> _EXERCISE_
Output all the data exactly. Pictures do not belong in the copy.

> _DATA EXCERPTS_
──────────────────────────────

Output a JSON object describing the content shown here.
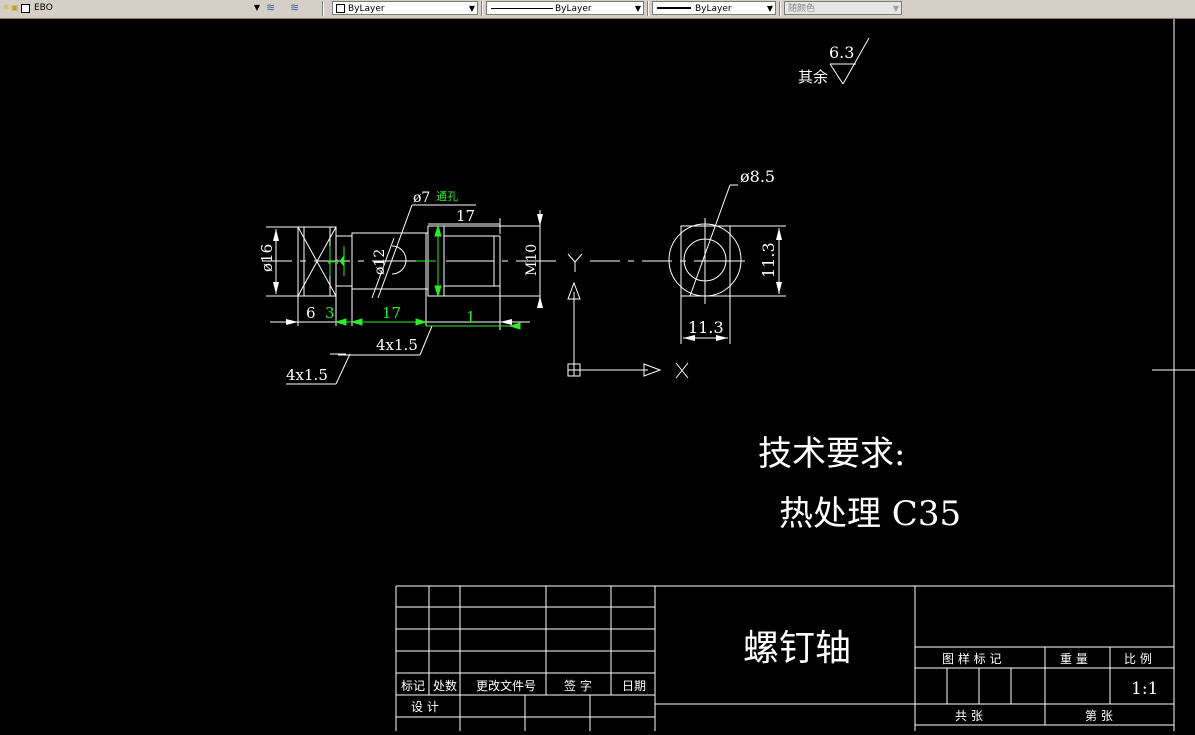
{
  "toolbar": {
    "layer_name": "EBO",
    "color_combo": "ByLayer",
    "linetype_combo": "ByLayer",
    "lineweight_combo": "ByLayer",
    "plotstyle_combo": "随颜色",
    "icons": [
      "sun-icon",
      "lock-icon",
      "layer-color-icon",
      "layers-icon",
      "layer-previous-icon",
      "chevron-down-icon"
    ]
  },
  "colors": {
    "background": "#000000",
    "lines": "#ffffff",
    "highlight": "#2dea2d"
  },
  "drawing": {
    "roughness_value": "6.3",
    "roughness_label": "其余",
    "dim_dia16": "ø16",
    "dim_1a": "1",
    "dim_dia12": "ø12",
    "dim_dia7": "ø7",
    "dim_through_hole": "通孔",
    "dim_17_top": "17",
    "dim_m10": "M10",
    "dim_6": "6",
    "dim_3": "3",
    "dim_17_bottom": "17",
    "dim_1b": "1",
    "dim_chamfer1": "4x1.5",
    "dim_chamfer2": "4x1.5",
    "dim_dia8_5": "ø8.5",
    "dim_11_3_vertical": "11.3",
    "dim_11_3_horizontal": "11.3",
    "ucs_y": "Y",
    "ucs_x": "X",
    "tech_title": "技术要求:",
    "tech_content": "热处理 C35"
  },
  "title_block": {
    "part_name": "螺钉轴",
    "col_mark": "标记",
    "col_count": "处数",
    "col_doc": "更改文件号",
    "col_sign": "签 字",
    "col_date": "日期",
    "row_design": "设 计",
    "h_drawing_mark": "图 样 标 记",
    "h_weight": "重 量",
    "h_scale": "比 例",
    "scale_value": "1:1",
    "total_sheets": "共    张",
    "sheet_no": "第    张"
  }
}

──────────────────────────────

> _PROBLEM SOLUTION_
Output a JSON object describing the content shown here.
{
  "toolbar": {
    "layer_name": "EBO",
    "color_combo": "ByLayer",
    "linetype_combo": "ByLayer",
    "lineweight_combo": "ByLayer",
    "plotstyle_combo": "随颜色",
    "icons": [
      "sun-icon",
      "lock-icon",
      "layer-color-icon",
      "layers-icon",
      "layer-previous-icon",
      "chevron-down-icon"
    ]
  },
  "colors": {
    "background": "#000000",
    "lines": "#ffffff",
    "highlight": "#2dea2d"
  },
  "drawing": {
    "roughness_value": "6.3",
    "roughness_label": "其余",
    "dim_dia16": "ø16",
    "dim_1a": "1",
    "dim_dia12": "ø12",
    "dim_dia7": "ø7",
    "dim_through_hole": "通孔",
    "dim_17_top": "17",
    "dim_m10": "M10",
    "dim_6": "6",
    "dim_3": "3",
    "dim_17_bottom": "17",
    "dim_1b": "1",
    "dim_chamfer1": "4x1.5",
    "dim_chamfer2": "4x1.5",
    "dim_dia8_5": "ø8.5",
    "dim_11_3_vertical": "11.3",
    "dim_11_3_horizontal": "11.3",
    "ucs_y": "Y",
    "ucs_x": "X",
    "tech_title": "技术要求:",
    "tech_content": "热处理 C35"
  },
  "title_block": {
    "part_name": "螺钉轴",
    "col_mark": "标记",
    "col_count": "处数",
    "col_doc": "更改文件号",
    "col_sign": "签 字",
    "col_date": "日期",
    "row_design": "设 计",
    "h_drawing_mark": "图 样 标 记",
    "h_weight": "重 量",
    "h_scale": "比 例",
    "scale_value": "1:1",
    "total_sheets": "共    张",
    "sheet_no": "第    张"
  }
}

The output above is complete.